* [Task instructions] Pull out from the material below all lines with "phkk".

* [Material for this exercise]
----

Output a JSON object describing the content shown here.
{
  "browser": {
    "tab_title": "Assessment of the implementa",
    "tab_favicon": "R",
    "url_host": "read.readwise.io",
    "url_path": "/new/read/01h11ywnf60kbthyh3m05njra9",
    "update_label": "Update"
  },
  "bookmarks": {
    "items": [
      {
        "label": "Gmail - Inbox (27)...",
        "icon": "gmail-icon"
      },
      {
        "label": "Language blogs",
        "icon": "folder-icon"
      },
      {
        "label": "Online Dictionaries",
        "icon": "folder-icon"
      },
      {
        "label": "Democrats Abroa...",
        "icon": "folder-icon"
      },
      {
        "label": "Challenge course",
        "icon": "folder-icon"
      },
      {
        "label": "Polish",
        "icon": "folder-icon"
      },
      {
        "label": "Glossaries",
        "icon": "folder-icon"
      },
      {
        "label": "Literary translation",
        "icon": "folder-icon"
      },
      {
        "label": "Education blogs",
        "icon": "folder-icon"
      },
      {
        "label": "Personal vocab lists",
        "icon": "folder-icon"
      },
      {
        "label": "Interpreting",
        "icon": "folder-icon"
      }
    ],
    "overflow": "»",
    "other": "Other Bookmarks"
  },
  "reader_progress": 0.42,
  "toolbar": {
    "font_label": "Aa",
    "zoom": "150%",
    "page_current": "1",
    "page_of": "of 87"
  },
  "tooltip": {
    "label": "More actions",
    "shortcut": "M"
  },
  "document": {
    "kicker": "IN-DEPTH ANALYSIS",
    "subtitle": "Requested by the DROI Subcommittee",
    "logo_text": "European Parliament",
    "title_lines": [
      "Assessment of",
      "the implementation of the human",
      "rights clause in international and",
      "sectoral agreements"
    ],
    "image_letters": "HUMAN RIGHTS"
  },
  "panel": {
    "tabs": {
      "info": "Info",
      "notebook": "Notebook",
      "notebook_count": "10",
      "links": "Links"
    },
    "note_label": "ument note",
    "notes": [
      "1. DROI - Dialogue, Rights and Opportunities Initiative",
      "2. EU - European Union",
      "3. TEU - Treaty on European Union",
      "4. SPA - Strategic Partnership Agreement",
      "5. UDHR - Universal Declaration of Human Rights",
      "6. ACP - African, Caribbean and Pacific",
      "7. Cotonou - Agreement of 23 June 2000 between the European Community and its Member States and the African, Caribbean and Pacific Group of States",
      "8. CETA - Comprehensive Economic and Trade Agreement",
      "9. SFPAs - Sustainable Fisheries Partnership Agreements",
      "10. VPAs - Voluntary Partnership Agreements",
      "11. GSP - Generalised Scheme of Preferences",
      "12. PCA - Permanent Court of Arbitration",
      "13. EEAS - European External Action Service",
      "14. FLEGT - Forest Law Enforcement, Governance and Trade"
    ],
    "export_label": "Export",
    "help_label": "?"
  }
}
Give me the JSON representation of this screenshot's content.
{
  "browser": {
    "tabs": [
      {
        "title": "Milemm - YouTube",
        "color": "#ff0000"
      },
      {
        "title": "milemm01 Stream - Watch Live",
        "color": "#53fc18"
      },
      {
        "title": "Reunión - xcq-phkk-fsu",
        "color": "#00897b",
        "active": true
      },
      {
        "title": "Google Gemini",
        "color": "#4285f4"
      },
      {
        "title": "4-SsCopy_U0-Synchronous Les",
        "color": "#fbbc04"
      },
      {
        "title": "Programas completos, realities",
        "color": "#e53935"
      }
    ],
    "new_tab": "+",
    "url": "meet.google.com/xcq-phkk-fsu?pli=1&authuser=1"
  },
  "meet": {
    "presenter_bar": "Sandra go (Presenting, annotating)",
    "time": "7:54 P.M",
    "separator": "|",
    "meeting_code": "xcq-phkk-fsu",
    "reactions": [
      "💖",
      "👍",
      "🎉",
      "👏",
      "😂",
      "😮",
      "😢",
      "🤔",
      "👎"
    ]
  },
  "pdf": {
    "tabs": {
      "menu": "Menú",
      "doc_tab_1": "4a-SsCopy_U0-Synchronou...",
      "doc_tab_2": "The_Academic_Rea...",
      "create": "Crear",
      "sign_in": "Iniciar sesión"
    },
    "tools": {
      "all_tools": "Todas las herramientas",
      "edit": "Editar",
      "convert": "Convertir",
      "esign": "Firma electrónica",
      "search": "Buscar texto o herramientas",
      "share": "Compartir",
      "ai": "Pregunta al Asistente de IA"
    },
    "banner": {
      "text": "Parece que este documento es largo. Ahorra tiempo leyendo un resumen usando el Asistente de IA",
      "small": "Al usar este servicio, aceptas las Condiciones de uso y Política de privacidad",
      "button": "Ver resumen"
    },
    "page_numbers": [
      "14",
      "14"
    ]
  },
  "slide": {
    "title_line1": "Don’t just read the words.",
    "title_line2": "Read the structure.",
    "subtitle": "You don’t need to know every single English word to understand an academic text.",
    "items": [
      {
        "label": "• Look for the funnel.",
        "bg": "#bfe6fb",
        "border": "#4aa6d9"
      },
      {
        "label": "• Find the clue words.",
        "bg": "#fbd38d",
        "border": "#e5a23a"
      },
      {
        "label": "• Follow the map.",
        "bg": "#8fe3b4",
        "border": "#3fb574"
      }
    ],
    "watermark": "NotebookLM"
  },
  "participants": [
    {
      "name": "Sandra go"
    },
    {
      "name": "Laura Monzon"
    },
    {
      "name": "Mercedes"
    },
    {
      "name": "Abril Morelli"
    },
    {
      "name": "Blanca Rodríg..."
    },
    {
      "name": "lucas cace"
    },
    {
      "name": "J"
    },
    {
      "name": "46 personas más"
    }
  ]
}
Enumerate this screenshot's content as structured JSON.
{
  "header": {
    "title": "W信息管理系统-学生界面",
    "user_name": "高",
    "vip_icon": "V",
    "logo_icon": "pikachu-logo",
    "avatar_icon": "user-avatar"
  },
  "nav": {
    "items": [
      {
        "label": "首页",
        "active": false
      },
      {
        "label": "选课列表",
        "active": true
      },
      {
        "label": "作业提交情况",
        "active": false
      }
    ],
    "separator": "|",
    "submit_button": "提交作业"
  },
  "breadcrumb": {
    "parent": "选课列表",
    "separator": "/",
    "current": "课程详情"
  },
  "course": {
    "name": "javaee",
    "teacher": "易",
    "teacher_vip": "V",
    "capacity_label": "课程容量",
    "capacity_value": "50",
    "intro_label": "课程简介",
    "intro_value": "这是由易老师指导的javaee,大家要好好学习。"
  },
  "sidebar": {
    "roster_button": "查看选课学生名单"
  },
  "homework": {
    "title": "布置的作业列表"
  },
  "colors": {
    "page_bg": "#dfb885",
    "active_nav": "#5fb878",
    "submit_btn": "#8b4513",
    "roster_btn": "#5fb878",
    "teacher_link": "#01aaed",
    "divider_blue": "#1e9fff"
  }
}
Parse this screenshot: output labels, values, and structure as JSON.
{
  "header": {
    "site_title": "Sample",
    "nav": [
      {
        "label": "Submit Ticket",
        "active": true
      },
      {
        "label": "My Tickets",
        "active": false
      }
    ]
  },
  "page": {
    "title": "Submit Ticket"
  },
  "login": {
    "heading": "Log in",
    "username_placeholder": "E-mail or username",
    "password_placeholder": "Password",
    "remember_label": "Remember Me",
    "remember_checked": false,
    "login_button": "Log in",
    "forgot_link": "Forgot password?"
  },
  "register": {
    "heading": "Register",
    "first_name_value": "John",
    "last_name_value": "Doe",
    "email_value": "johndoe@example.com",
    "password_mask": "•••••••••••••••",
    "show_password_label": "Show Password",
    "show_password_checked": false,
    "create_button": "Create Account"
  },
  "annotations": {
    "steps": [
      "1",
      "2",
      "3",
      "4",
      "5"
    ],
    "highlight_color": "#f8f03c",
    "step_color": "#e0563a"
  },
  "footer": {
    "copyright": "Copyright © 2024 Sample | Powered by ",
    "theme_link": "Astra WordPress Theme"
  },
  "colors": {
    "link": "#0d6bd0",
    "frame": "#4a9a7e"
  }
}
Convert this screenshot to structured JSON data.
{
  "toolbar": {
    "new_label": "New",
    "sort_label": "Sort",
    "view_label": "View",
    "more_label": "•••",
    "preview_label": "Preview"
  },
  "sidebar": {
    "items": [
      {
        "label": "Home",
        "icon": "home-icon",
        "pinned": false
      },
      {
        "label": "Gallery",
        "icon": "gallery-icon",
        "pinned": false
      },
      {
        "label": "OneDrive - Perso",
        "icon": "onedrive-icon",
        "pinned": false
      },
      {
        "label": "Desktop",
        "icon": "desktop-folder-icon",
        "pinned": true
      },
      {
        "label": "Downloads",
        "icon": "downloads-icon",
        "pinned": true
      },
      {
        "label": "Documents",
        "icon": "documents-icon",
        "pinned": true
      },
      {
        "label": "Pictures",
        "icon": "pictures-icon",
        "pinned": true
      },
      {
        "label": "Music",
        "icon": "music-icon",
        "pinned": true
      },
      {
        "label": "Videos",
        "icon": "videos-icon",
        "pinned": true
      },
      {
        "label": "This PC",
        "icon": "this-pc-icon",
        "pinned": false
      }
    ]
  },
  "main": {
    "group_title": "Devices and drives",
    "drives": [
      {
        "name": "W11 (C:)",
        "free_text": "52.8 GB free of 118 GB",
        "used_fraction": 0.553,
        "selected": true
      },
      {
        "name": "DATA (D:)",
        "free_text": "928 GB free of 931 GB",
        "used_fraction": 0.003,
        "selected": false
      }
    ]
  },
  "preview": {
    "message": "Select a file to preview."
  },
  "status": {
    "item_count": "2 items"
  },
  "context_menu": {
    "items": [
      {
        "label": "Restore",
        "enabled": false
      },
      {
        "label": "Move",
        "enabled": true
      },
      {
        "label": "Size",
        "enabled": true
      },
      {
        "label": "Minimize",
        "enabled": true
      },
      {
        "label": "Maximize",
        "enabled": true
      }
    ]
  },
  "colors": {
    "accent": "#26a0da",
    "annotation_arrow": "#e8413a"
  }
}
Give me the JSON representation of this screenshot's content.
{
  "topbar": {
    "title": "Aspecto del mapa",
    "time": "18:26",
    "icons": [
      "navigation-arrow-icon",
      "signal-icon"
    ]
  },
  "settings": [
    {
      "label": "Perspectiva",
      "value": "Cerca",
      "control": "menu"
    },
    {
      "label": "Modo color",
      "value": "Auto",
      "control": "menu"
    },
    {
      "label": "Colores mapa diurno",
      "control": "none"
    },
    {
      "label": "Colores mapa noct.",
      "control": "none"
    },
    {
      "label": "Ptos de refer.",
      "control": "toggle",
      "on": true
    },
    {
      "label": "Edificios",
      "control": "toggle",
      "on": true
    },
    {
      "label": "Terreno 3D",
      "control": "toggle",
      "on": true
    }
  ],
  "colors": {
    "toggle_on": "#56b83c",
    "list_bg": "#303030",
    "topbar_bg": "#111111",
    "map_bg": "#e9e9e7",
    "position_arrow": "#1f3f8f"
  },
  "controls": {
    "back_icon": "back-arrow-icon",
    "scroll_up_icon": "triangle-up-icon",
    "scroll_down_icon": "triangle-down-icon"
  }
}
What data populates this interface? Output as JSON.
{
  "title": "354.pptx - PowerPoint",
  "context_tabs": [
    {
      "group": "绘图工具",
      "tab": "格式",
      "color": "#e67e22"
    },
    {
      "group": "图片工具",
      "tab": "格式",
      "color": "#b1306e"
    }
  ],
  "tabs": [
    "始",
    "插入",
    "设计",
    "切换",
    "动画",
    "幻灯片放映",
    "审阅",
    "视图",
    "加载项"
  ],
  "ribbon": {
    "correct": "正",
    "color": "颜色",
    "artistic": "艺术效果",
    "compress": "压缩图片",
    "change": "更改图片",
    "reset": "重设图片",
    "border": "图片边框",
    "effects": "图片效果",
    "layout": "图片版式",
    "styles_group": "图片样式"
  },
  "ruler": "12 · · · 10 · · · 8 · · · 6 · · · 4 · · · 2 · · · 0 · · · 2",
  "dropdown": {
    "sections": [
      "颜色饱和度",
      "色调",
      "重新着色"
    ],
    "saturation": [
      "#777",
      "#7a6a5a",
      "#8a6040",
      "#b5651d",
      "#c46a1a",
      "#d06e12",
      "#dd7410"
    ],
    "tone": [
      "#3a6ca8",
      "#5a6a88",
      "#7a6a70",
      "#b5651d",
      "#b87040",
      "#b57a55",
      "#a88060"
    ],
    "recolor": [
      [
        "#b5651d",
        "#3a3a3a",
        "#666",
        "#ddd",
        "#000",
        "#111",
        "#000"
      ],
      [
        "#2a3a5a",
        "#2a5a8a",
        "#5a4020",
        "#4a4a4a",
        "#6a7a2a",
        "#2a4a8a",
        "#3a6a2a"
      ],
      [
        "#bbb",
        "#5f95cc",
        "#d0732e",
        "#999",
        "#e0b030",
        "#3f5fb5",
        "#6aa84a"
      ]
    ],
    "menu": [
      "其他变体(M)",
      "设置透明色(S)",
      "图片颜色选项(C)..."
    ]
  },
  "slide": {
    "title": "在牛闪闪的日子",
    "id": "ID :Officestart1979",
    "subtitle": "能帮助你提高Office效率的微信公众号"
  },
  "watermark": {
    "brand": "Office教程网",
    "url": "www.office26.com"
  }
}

----

* [Response to the exercise]
        "title": "Reunión - xcq-phkk-fsu",
    "url": "meet.google.com/xcq-phkk-fsu?pli=1&authuser=1"
    "meeting_code": "xcq-phkk-fsu",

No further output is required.